Omicidio Maria Zarba: confermato l’ergastolo per il marito, Giuseppe Panascia

La Prima sezione della Corte d’Assise d’appello di Catania ha confermato la condanna all’ergastolo per Giuseppe Panascia, 76 anni, ritenuto colpevole dell’omicidio della ex moglie Maria Zarba. Panascia dovra’ pagare anche le spese processuali e di custodia cautelare e le spese di giudizio delle parti civili; il termine per il deposito delle motivazioni e’ stato fissato in 90 giorni. L’uomo era stato condannato in primo grado dalla Corte di Assise di Siracusa, il 21 luglio 2020. Il femminicidio venne commesso l’11 ottobre del 2018 in una abitazione del centro storico di Ragusa superiore.

Fu un nipote che viveva con la nonna, Maria Zarba, 66 anni a fare la sconvolgente scoperta del cadavere della donna, un corpo massacrato e riverso a terra in un lago di sangue. La corsa per chiedere aiuto e l’arrivo dei soccorsi ma per la donna non c’era nulla da fare. Maria Zarba aveva tentato di difendersi. Lei era una donna molto conosciuta nel quartiere anche per le sue opere di bene; l’ex marito tecnico di laboratorio scolastico in pensione, nonostante la separazione era solito mangiare spesso con la madre dei suoi figli.

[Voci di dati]
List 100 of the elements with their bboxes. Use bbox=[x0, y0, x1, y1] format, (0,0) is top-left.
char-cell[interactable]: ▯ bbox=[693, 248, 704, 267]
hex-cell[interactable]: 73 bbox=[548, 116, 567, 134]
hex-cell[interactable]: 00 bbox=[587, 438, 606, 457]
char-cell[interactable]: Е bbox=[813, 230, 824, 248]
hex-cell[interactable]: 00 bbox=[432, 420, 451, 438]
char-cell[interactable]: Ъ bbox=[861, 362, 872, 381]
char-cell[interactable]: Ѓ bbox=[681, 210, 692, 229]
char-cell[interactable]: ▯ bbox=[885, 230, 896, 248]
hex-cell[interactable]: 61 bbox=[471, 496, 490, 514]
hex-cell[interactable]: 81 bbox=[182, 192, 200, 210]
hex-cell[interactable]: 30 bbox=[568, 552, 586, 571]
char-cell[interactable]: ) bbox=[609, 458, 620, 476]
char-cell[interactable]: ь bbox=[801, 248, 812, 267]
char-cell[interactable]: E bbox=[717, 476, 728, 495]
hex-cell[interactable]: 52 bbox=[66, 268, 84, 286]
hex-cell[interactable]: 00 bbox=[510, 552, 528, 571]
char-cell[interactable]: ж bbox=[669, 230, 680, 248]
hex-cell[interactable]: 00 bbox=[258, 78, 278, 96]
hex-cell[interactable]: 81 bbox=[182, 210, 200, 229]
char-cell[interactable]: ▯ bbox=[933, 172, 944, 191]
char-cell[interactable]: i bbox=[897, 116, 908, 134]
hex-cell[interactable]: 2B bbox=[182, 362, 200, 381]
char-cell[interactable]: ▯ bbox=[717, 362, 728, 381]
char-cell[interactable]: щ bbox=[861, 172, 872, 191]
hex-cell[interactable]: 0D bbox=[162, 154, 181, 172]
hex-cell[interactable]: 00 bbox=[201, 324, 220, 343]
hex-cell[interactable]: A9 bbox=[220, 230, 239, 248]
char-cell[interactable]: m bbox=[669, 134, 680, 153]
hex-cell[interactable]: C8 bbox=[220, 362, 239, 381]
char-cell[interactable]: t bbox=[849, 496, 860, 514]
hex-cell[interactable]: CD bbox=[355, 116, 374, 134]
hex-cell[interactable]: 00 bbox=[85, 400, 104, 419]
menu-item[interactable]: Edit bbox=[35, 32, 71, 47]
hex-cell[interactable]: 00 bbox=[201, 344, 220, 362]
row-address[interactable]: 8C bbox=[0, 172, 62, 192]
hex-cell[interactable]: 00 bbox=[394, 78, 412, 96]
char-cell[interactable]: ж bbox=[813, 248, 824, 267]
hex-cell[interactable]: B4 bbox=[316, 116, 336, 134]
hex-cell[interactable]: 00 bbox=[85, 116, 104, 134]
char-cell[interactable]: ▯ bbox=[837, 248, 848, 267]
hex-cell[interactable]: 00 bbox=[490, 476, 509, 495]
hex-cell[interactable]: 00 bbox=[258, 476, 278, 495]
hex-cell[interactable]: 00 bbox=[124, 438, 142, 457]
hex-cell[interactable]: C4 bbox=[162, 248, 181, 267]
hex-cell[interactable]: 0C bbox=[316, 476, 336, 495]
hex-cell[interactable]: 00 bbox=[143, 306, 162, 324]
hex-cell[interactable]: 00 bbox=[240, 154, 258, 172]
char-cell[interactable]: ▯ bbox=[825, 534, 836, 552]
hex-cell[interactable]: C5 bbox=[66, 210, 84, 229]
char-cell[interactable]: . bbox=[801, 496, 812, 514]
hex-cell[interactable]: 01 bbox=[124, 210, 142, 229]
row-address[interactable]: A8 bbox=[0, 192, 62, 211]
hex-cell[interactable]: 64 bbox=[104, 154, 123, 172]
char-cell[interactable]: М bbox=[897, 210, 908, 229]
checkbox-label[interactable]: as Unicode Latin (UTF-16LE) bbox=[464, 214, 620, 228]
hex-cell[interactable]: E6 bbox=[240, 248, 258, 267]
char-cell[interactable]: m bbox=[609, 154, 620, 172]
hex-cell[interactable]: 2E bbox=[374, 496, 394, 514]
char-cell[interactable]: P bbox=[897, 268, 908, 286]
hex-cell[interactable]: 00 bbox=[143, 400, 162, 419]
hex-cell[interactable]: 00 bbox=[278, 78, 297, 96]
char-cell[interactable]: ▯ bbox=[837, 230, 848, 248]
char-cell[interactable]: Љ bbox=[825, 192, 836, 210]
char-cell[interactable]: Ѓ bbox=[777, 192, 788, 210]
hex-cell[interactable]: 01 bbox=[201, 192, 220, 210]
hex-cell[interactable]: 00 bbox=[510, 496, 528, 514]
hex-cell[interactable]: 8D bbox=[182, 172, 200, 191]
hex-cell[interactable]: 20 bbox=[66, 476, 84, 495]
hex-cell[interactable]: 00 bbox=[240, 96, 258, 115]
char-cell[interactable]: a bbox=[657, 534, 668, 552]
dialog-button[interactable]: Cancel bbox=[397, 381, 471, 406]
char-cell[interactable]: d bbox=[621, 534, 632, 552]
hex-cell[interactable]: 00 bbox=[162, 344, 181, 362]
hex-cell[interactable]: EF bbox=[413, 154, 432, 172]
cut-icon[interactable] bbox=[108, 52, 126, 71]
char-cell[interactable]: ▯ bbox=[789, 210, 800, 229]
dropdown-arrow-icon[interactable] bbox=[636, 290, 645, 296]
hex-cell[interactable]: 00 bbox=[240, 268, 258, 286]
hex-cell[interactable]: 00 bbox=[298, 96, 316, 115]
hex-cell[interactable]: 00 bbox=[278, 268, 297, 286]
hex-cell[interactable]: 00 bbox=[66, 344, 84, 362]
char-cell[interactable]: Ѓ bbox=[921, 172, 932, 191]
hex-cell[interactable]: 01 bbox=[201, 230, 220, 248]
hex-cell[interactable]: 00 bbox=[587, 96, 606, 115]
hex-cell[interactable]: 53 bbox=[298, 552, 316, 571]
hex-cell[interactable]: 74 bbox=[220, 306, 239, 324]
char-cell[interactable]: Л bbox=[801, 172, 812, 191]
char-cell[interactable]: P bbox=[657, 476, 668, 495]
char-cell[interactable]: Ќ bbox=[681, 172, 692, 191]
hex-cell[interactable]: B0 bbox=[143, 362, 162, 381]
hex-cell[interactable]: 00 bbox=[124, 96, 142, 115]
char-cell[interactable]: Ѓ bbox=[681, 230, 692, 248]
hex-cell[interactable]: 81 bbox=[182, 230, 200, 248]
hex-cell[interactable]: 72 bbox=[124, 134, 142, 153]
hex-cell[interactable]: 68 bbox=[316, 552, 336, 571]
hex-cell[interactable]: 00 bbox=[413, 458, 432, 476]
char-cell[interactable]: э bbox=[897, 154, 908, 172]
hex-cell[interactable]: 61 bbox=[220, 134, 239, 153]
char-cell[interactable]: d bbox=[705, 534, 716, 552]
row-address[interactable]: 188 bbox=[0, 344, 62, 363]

* [COSA FARE]:
#1 In quale data venne commesso il femminicidio, secondo l'articolo?
#2 Trascrivi il brano dell'articolo che comincia con "Omicidio Maria Zarba: confermato" e prosegue fino a "di Ragusa superiore.".
Per rispondere, basati soltanto sull'articolo.

* [RISPOSTE]:
#1 L'11 ottobre 2018.

#2
Omicidio Maria Zarba: confermato l’ergastolo per il marito, Giuseppe Panascia

La Prima sezione della Corte d’Assise d’appello di Catania ha confermato la condanna all’ergastolo per Giuseppe Panascia, 76 anni, ritenuto colpevole dell’omicidio della ex moglie Maria Zarba. Panascia dovra’ pagare anche le spese processuali e di custodia cautelare e le spese di giudizio delle parti civili; il termine per il deposito delle motivazioni e’ stato fissato in 90 giorni. L’uomo era stato condannato in primo grado dalla Corte di Assise di Siracusa, il 21 luglio 2020. Il femminicidio venne commesso l’11 ottobre del 2018 in una abitazione del centro storico di Ragusa superiore.